- _Directions for this task_
Leave out the images and repeat the listing below without a single change.

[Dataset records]
--- Start ---

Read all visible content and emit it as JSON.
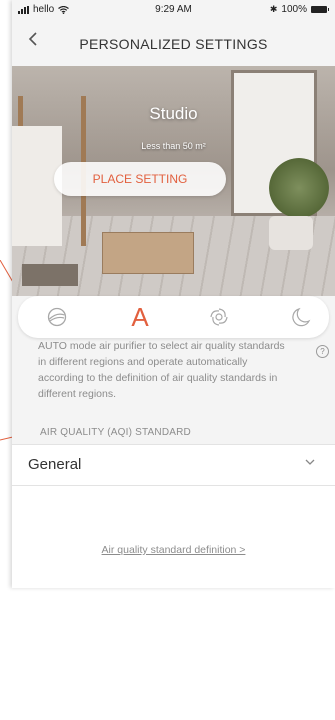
{
  "status_bar": {
    "carrier": "hello",
    "time": "9:29 AM",
    "battery": "100%"
  },
  "header": {
    "back_icon": "chevron-left-icon",
    "title": "PERSONALIZED SETTINGS"
  },
  "hero": {
    "room_name": "Studio",
    "area": "Less than 50 m²",
    "button_label": "PLACE SETTING"
  },
  "modes": {
    "items": [
      {
        "name": "off",
        "icon": "power-mode-icon"
      },
      {
        "name": "auto",
        "label": "A"
      },
      {
        "name": "fan",
        "icon": "swirl-icon"
      },
      {
        "name": "sleep",
        "icon": "moon-icon"
      }
    ],
    "selected": "auto"
  },
  "description": "AUTO mode  air purifier to select air quality standards in different regions and operate automatically according to the definition of air quality standards in different regions.",
  "aqi_section": {
    "label": "AIR QUALITY (AQI) STANDARD",
    "selected": "General"
  },
  "footer_link": "Air quality standard definition >",
  "colors": {
    "accent": "#e2603f",
    "muted_text": "#8c8c8c"
  }
}
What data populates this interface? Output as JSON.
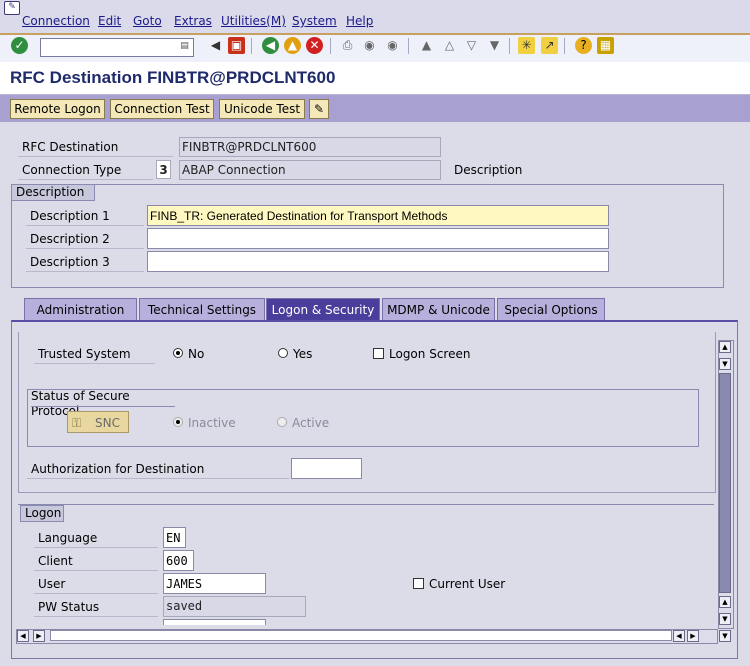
{
  "menu": [
    "Connection",
    "Edit",
    "Goto",
    "Extras",
    "Utilities(M)",
    "System",
    "Help"
  ],
  "toolbar": {
    "command_field_value": "",
    "icons": [
      "enter-icon",
      "back-icon",
      "save-icon",
      "back-nav-icon",
      "exit-icon",
      "cancel-icon",
      "print-icon",
      "find-icon",
      "find-next-icon",
      "first-page-icon",
      "previous-page-icon",
      "next-page-icon",
      "last-page-icon",
      "new-session-icon",
      "shortcut-icon",
      "help-icon",
      "layout-menu-icon"
    ]
  },
  "title": "RFC Destination FINBTR@PRDCLNT600",
  "app_buttons": [
    "Remote Logon",
    "Connection Test",
    "Unicode Test"
  ],
  "header": {
    "rfc_destination_label": "RFC Destination",
    "rfc_destination_value": "FINBTR@PRDCLNT600",
    "connection_type_label": "Connection Type",
    "connection_type_code": "3",
    "connection_type_value": "ABAP Connection",
    "description_label": "Description"
  },
  "description_group": {
    "title": "Description",
    "rows": [
      {
        "label": "Description 1",
        "value": "FINB_TR: Generated Destination for Transport Methods"
      },
      {
        "label": "Description 2",
        "value": ""
      },
      {
        "label": "Description 3",
        "value": ""
      }
    ]
  },
  "tabs": [
    "Administration",
    "Technical Settings",
    "Logon & Security",
    "MDMP & Unicode",
    "Special Options"
  ],
  "active_tab": "Logon & Security",
  "security": {
    "trusted_system_label": "Trusted System",
    "trusted_no": "No",
    "trusted_yes": "Yes",
    "trusted_selected": "No",
    "logon_screen_label": "Logon Screen",
    "secure_protocol_title": "Status of Secure Protocol",
    "snc_button": "SNC",
    "inactive_label": "Inactive",
    "active_label": "Active",
    "auth_label": "Authorization for Destination",
    "auth_value": ""
  },
  "logon": {
    "title": "Logon",
    "language_label": "Language",
    "language_value": "EN",
    "client_label": "Client",
    "client_value": "600",
    "user_label": "User",
    "user_value": "JAMES",
    "current_user_label": "Current User",
    "pw_status_label": "PW Status",
    "pw_status_value": "saved"
  },
  "colors": {
    "title_text": "#1f2a6b",
    "app_toolbar": "#a8a0d0",
    "app_button": "#f4e8b8",
    "active_tab": "#4a3e9c",
    "tab": "#b8b0dc",
    "highlight_field": "#fff8c0"
  }
}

--- End ---

- _The answer_
Read all visible content and emit it as JSON.
{
  "status_bar": {
    "carrier": "hello",
    "time": "9:29 AM",
    "battery": "100%"
  },
  "header": {
    "back_icon": "chevron-left-icon",
    "title": "PERSONALIZED SETTINGS"
  },
  "hero": {
    "room_name": "Studio",
    "area": "Less than 50 m²",
    "button_label": "PLACE SETTING"
  },
  "modes": {
    "items": [
      {
        "name": "off",
        "icon": "power-mode-icon"
      },
      {
        "name": "auto",
        "label": "A"
      },
      {
        "name": "fan",
        "icon": "swirl-icon"
      },
      {
        "name": "sleep",
        "icon": "moon-icon"
      }
    ],
    "selected": "auto"
  },
  "description": "AUTO mode  air purifier to select air quality standards in different regions and operate automatically according to the definition of air quality standards in different regions.",
  "aqi_section": {
    "label": "AIR QUALITY (AQI) STANDARD",
    "selected": "General"
  },
  "footer_link": "Air quality standard definition >",
  "colors": {
    "accent": "#e2603f",
    "muted_text": "#8c8c8c"
  }
}
What data populates this interface? Output as JSON.
{
  "menu": [
    "Connection",
    "Edit",
    "Goto",
    "Extras",
    "Utilities(M)",
    "System",
    "Help"
  ],
  "toolbar": {
    "command_field_value": "",
    "icons": [
      "enter-icon",
      "back-icon",
      "save-icon",
      "back-nav-icon",
      "exit-icon",
      "cancel-icon",
      "print-icon",
      "find-icon",
      "find-next-icon",
      "first-page-icon",
      "previous-page-icon",
      "next-page-icon",
      "last-page-icon",
      "new-session-icon",
      "shortcut-icon",
      "help-icon",
      "layout-menu-icon"
    ]
  },
  "title": "RFC Destination FINBTR@PRDCLNT600",
  "app_buttons": [
    "Remote Logon",
    "Connection Test",
    "Unicode Test"
  ],
  "header": {
    "rfc_destination_label": "RFC Destination",
    "rfc_destination_value": "FINBTR@PRDCLNT600",
    "connection_type_label": "Connection Type",
    "connection_type_code": "3",
    "connection_type_value": "ABAP Connection",
    "description_label": "Description"
  },
  "description_group": {
    "title": "Description",
    "rows": [
      {
        "label": "Description 1",
        "value": "FINB_TR: Generated Destination for Transport Methods"
      },
      {
        "label": "Description 2",
        "value": ""
      },
      {
        "label": "Description 3",
        "value": ""
      }
    ]
  },
  "tabs": [
    "Administration",
    "Technical Settings",
    "Logon & Security",
    "MDMP & Unicode",
    "Special Options"
  ],
  "active_tab": "Logon & Security",
  "security": {
    "trusted_system_label": "Trusted System",
    "trusted_no": "No",
    "trusted_yes": "Yes",
    "trusted_selected": "No",
    "logon_screen_label": "Logon Screen",
    "secure_protocol_title": "Status of Secure Protocol",
    "snc_button": "SNC",
    "inactive_label": "Inactive",
    "active_label": "Active",
    "auth_label": "Authorization for Destination",
    "auth_value": ""
  },
  "logon": {
    "title": "Logon",
    "language_label": "Language",
    "language_value": "EN",
    "client_label": "Client",
    "client_value": "600",
    "user_label": "User",
    "user_value": "JAMES",
    "current_user_label": "Current User",
    "pw_status_label": "PW Status",
    "pw_status_value": "saved"
  },
  "colors": {
    "title_text": "#1f2a6b",
    "app_toolbar": "#a8a0d0",
    "app_button": "#f4e8b8",
    "active_tab": "#4a3e9c",
    "tab": "#b8b0dc",
    "highlight_field": "#fff8c0"
  }
}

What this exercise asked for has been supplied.